• _STATED TASK_:
Identify, in the records below, every line where the string "move" appears, and copy each such line.
BEGIN RECORDS FOR THIS TASK
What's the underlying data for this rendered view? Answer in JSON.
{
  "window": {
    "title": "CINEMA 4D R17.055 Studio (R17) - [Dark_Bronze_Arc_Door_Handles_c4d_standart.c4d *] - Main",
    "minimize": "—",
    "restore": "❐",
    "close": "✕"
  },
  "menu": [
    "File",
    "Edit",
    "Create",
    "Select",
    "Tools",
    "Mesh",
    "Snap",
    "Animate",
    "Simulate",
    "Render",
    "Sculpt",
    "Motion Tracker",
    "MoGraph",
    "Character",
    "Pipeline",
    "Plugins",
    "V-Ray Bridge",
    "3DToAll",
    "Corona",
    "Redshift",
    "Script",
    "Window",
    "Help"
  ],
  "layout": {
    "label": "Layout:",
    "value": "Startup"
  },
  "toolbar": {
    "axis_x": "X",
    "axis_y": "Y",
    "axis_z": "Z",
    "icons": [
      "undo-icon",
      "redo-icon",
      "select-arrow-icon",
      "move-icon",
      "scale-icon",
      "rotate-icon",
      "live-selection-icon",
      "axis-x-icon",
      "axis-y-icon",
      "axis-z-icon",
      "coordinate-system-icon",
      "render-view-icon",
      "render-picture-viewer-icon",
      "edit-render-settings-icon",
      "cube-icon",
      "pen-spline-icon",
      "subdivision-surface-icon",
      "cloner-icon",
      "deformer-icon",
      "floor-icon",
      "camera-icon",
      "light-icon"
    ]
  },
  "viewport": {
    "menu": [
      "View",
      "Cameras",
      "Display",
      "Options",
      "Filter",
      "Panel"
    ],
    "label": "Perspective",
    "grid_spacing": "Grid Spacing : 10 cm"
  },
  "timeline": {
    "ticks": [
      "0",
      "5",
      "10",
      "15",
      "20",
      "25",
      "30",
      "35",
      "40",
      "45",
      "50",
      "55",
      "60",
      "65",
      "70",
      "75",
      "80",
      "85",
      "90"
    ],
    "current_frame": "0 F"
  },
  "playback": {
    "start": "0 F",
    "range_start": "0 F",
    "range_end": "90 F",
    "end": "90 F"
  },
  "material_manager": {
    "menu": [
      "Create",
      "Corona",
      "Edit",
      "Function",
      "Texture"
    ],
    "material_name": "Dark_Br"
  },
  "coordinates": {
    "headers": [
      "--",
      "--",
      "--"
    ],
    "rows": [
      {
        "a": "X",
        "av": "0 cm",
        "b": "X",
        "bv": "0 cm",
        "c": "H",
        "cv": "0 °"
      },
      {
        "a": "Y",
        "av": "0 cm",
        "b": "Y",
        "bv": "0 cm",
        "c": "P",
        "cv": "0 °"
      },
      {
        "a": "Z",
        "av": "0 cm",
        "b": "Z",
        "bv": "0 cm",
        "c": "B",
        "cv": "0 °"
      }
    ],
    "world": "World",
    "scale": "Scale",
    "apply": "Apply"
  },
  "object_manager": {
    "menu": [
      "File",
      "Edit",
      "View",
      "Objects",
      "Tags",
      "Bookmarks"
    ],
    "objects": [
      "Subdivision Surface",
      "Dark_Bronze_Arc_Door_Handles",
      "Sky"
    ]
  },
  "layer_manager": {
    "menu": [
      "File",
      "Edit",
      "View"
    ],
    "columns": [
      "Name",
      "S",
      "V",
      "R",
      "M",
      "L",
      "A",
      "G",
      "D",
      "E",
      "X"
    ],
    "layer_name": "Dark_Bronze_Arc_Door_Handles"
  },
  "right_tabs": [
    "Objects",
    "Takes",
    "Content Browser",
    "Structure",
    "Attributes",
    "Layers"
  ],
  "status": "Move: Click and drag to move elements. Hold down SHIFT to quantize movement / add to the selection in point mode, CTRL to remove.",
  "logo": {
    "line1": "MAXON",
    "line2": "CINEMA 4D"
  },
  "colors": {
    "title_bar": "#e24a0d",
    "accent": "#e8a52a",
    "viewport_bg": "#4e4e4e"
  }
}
END RECORDS FOR THIS TASK
• _SOLVED PROBLEM_:
      "move-icon",
  "status": "Move: Click and drag to move elements. Hold down SHIFT to quantize movement / add to the selection in point mode, CTRL to remove.",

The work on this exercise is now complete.